Dataset excerpt

+++

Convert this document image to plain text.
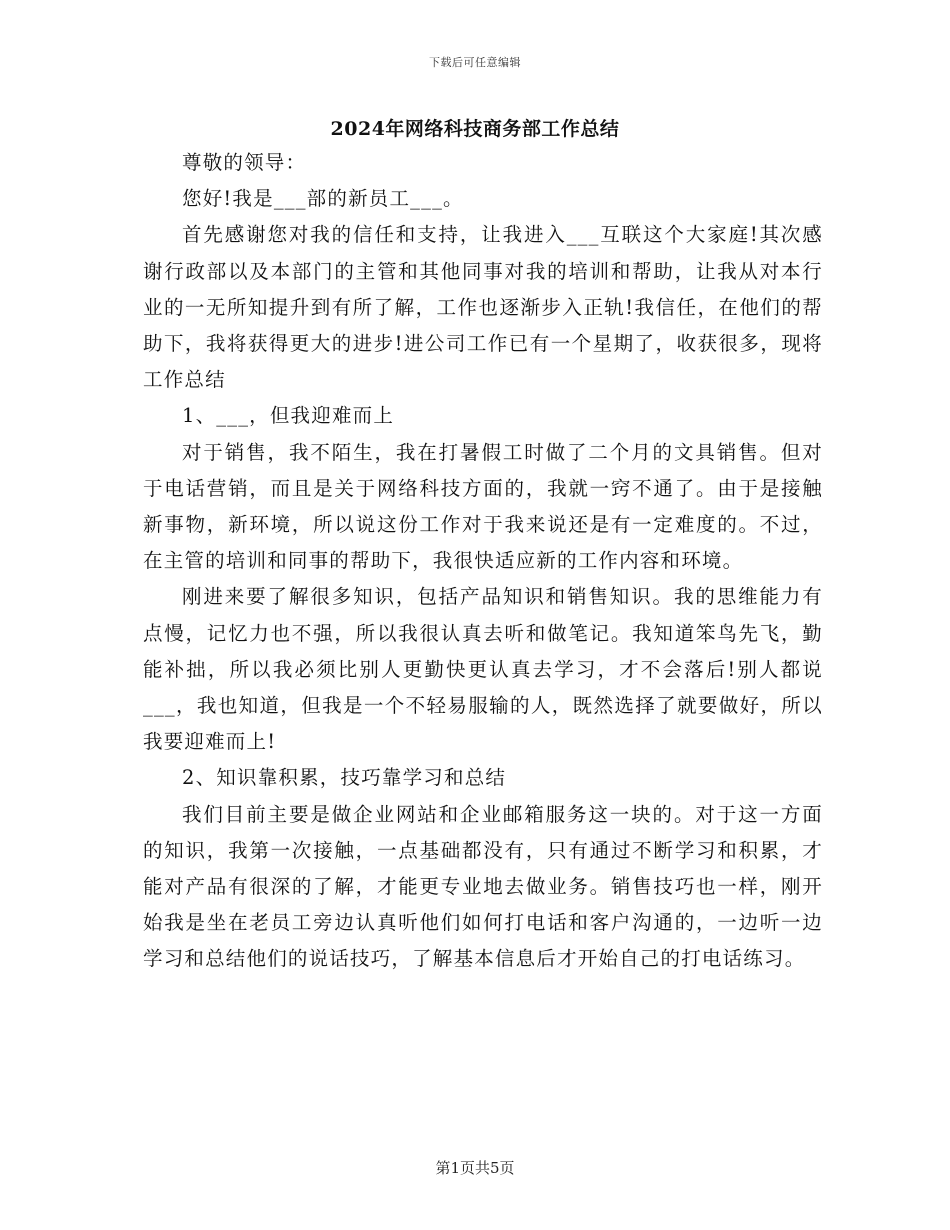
下载后可任意编辑
2024年网络科技商务部工作总结

尊敬的领导：

您好!我是___部的新员工___。

首先感谢您对我的信任和支持，让我进入___互联这个大家庭!其次感谢行政部以及本部门的主管和其他同事对我的培训和帮助，让我从对本行业的一无所知提升到有所了解，工作也逐渐步入正轨!我信任，在他们的帮助下，我将获得更大的进步!进公司工作已有一个星期了，收获很多，现将工作总结

1、___，但我迎难而上

对于销售，我不陌生，我在打暑假工时做了二个月的文具销售。但对于电话营销，而且是关于网络科技方面的，我就一窍不通了。由于是接触新事物，新环境，所以说这份工作对于我来说还是有一定难度的。不过，在主管的培训和同事的帮助下，我很快适应新的工作内容和环境。

刚进来要了解很多知识，包括产品知识和销售知识。我的思维能力有点慢，记忆力也不强，所以我很认真去听和做笔记。我知道笨鸟先飞，勤能补拙，所以我必须比别人更勤快更认真去学习，才不会落后!别人都说___，我也知道，但我是一个不轻易服输的人，既然选择了就要做好，所以我要迎难而上!

2、知识靠积累，技巧靠学习和总结

我们目前主要是做企业网站和企业邮箱服务这一块的。对于这一方面的知识，我第一次接触，一点基础都没有，只有通过不断学习和积累，才能对产品有很深的了解，才能更专业地去做业务。销售技巧也一样，刚开始我是坐在老员工旁边认真听他们如何打电话和客户沟通的，一边听一边学习和总结他们的说话技巧，了解基本信息后才开始自己的打电话练习。

第1页共5页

+++

> _STATED EXERCISE_: Write out all the entries word for word, but skip any images.

> _RESULT BELOW_:
Convert this document image to plain text.
下载后可任意编辑
2024年网络科技商务部工作总结

尊敬的领导：

您好!我是___部的新员工___。

首先感谢您对我的信任和支持，让我进入___互联这个大家庭!其次感谢行政部以及本部门的主管和其他同事对我的培训和帮助，让我从对本行业的一无所知提升到有所了解，工作也逐渐步入正轨!我信任，在他们的帮助下，我将获得更大的进步!进公司工作已有一个星期了，收获很多，现将工作总结

1、___，但我迎难而上

对于销售，我不陌生，我在打暑假工时做了二个月的文具销售。但对于电话营销，而且是关于网络科技方面的，我就一窍不通了。由于是接触新事物，新环境，所以说这份工作对于我来说还是有一定难度的。不过，在主管的培训和同事的帮助下，我很快适应新的工作内容和环境。

刚进来要了解很多知识，包括产品知识和销售知识。我的思维能力有点慢，记忆力也不强，所以我很认真去听和做笔记。我知道笨鸟先飞，勤能补拙，所以我必须比别人更勤快更认真去学习，才不会落后!别人都说___，我也知道，但我是一个不轻易服输的人，既然选择了就要做好，所以我要迎难而上!

2、知识靠积累，技巧靠学习和总结

我们目前主要是做企业网站和企业邮箱服务这一块的。对于这一方面的知识，我第一次接触，一点基础都没有，只有通过不断学习和积累，才能对产品有很深的了解，才能更专业地去做业务。销售技巧也一样，刚开始我是坐在老员工旁边认真听他们如何打电话和客户沟通的，一边听一边学习和总结他们的说话技巧，了解基本信息后才开始自己的打电话练习。

第1页共5页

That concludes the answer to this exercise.